[EXTRACTED TEXT]:
Incorporate power-saving methods at multiple levels in application-specific IP.
Increasing battery life without compromising performance and functionality is a prime concern for the handheld market. The form-factor and economics of this market also demand an ever increasing level of integration for these devices. Each generation of handheld devices sets more aggressive battery-life goals, making power reduction an important consideration for the system designer.
To achieve this objective, system architects must incorporate power-saving methods into all aspects of device implementation. Monitoring and analyzing patterns of application use reveals opportunities to optimize power. These opportunities should be recorded in a power-optimization specification that guides the selection of power-reduction techniques for each component in the system. Techniques to lower power can be applied to both software and hardware components.
A handheld device consists of a display unit, keyboard, and audio I/O, all of which are controlled by a system-on-chip (SoC) and associated peripheral chips. Power is supplied by a rechargeable battery. A typical SoC consists of two kinds of intellectual property (IP) blocks:
• Standard third-party IP blocks (for example, an embedded processor)
• Customer-specific IP (CS-IP)
This CS-IP is the "secret sauce" that differentiates the SoC in the product segment. The standard third-party IP blocks are designed by IP vendors using mature design methods. Because these blocks are intended for integration and reuse in multiple designs, power optimizations are built into their implementation. The extent of these optimizations also help differentiate an otherwise standard building block.
When your team hands off your SoC design to the ASIC designer, you challenge the ASIC designer to meet power-reduction targets by implementing multiple power-saving techniques to the CS-IP blocks. A combination of time-to-market pressure and functional integration requirements conspire to make the ASIC designer rely heavily on proven IP to implement an SoC for the handheld market. Product differentiation is achieved by integrating standard third-party IP with CS-IP to compete in an increasingly crowded and converged handheld device market. The proprietary CS-IP is designed by IP groups whose primary focus is on functionality rather than power.
Hence, an ASIC designer integrating a CS-IP block doesn't have the requisite knowledge of its micro-architecture nor details of its verification environment. Moreover, an ASIC designer working for an ASIC vendor that's integrating the SoC is often supplied the CS-IP as a hard-macro with an encrypted simulation model, further limiting the options to modify its implementation.
In spite of these challenges, an ASIC designer can use several techniques to reduce dynamic power consumption of CS-IP blocks in an SoC. Some of these techniques don't require extensive modifications to the CS-IP, which is particularly advantageous for those CS-IP that are supplied in a format that precludes synthesis or remapping of gates.
Clock gating
The clock distribution network consumes a major component of a typical SoC's dynamic power. Clock gating can be effective in reducing power, provided knowledge of the application and the CS-IP's switching activity is known. Clock gating can be done at multiple levels in the design--fine-grained (groups of flip-flops), medium-grained (sub-blocks of the IP), and course-grained (entire IP). The first two techniques require significant modifications to the CS-IP's internal logic (and aren't discussed here).
A complex CS-IP with multiple clocks will need a control-unit block in the SoC to implement coarse-grained clock gating. This control unit handles the sequence of events to disable and restore clocks. The power-delivery network to these clock buffers should be designed so that they can handle current surge when the clocks are restored. Special cells that minimize the additional delay caused by the clock gating logic should be used to implement this feature.
An extension of coarse-grained clock gating is to form a sequence of clock-gating events over multiple IP blocks. This technique is possible for a system architecture that includes a predictable data flow through multiple processing units. One example is a data-acquisition system that consists of a data-capture front-end, a processing engine, and a storage-unit interface. The on-chip control unit can sequence the clock gating across these functional units in response to a capture event.
The power savings from these techniques are proportional to the duration of time the clocks are disabled. Since the state information internal to the CS-IP is preserved when the clocks are disabled, this technique doesn't require modifications to the CS-IP blocks. The benefit from clock sequencing is only limited by the complexity of the control unit and sequencing of clocks to each functional unit.

[EXERCISE PROMPT]:
Write out, word for word, the stretch of the power-saving article from "In spite of" through "aren't discussed here).".

[MATERIAL SUPPLIED]:
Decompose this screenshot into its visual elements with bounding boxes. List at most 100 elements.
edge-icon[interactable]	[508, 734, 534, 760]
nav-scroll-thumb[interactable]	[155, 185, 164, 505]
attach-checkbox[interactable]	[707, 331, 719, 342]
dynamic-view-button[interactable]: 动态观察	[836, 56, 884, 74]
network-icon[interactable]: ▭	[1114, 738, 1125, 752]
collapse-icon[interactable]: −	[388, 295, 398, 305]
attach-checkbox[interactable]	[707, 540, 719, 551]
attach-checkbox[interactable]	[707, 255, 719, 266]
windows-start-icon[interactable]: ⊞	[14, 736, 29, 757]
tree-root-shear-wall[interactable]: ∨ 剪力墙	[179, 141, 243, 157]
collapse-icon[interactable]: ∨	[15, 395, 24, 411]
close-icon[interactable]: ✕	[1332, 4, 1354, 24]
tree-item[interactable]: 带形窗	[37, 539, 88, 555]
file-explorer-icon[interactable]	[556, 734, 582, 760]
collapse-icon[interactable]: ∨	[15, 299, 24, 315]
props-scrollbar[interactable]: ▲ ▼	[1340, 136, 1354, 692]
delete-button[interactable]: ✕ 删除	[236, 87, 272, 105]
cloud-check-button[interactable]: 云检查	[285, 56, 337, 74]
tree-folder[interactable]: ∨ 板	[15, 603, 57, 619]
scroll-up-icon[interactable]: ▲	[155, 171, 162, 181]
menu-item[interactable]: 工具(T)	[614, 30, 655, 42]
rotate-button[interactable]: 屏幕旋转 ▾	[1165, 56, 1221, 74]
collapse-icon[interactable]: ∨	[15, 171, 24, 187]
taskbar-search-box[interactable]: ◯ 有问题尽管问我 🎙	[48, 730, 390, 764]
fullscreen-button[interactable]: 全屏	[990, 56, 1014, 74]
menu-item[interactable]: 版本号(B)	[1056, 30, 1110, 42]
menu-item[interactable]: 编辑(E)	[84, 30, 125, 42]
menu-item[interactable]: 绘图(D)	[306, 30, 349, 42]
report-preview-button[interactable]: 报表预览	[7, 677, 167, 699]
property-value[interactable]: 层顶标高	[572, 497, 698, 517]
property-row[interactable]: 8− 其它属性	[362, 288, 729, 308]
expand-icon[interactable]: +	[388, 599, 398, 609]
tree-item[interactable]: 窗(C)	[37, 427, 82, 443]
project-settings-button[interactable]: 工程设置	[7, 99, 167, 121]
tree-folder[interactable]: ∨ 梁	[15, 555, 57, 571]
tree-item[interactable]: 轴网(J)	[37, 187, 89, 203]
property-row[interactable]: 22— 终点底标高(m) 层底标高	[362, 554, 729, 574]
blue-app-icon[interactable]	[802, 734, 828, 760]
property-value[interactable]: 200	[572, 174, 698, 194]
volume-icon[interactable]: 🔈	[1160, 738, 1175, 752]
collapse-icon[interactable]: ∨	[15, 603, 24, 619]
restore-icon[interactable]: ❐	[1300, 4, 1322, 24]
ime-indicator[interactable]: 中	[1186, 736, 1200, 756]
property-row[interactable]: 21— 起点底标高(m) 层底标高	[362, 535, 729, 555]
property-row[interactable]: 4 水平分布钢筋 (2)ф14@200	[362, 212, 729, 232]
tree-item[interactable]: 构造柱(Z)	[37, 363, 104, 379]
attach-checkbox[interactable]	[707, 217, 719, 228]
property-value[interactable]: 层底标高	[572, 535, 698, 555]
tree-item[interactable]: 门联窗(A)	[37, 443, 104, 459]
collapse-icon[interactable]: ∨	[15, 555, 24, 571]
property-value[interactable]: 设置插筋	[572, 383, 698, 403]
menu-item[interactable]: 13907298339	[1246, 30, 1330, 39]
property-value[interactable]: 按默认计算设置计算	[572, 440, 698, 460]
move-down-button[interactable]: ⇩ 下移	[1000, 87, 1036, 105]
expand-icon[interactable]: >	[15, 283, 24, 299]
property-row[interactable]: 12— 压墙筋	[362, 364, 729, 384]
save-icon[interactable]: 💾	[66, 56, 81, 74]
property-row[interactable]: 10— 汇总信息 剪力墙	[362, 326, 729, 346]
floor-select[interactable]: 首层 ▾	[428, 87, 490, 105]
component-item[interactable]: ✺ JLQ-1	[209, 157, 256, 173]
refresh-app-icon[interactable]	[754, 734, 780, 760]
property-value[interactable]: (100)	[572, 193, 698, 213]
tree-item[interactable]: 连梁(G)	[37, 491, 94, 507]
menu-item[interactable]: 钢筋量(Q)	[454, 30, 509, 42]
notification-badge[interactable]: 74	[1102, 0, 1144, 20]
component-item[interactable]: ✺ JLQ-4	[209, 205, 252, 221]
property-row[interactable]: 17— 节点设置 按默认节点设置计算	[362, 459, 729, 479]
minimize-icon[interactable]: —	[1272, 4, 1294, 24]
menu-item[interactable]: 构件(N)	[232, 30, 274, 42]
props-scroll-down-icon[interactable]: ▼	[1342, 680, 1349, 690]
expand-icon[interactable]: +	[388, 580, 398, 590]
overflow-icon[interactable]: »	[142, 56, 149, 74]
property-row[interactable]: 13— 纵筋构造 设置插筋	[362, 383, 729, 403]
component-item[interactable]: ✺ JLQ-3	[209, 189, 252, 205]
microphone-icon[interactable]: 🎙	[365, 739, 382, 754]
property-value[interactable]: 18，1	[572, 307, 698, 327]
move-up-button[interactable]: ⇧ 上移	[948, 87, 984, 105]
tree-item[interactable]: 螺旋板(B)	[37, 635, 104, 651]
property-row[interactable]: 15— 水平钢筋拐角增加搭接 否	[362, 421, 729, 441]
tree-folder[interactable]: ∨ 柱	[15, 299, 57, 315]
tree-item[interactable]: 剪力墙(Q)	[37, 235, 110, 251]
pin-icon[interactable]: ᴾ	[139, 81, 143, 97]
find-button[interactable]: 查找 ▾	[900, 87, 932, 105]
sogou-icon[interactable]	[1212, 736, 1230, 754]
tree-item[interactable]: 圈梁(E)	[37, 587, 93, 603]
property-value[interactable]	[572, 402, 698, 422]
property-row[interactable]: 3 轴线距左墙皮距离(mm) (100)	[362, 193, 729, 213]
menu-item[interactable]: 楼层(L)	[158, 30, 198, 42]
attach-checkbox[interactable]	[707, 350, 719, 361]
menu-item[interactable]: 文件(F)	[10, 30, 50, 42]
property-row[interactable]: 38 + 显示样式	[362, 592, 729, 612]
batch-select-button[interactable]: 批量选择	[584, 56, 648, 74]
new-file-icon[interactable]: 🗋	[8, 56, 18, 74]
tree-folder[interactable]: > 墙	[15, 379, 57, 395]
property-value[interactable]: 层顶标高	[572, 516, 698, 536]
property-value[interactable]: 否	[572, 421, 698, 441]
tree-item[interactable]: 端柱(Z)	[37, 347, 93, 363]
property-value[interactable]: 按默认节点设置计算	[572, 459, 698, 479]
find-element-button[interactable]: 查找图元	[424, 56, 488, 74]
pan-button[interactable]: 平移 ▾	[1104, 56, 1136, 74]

[ANSWER TO THE EXERCISE]:
In spite of these challenges, an ASIC designer can use several techniques to reduce dynamic power consumption of CS-IP blocks in an SoC. Some of these techniques don't require extensive modifications to the CS-IP, which is particularly advantageous for those CS-IP that are supplied in a format that precludes synthesis or remapping of gates.
Clock gating
The clock distribution network consumes a major component of a typical SoC's dynamic power. Clock gating can be effective in reducing power, provided knowledge of the application and the CS-IP's switching activity is known. Clock gating can be done at multiple levels in the design--fine-grained (groups of flip-flops), medium-grained (sub-blocks of the IP), and course-grained (entire IP). The first two techniques require significant modifications to the CS-IP's internal logic (and aren't discussed here).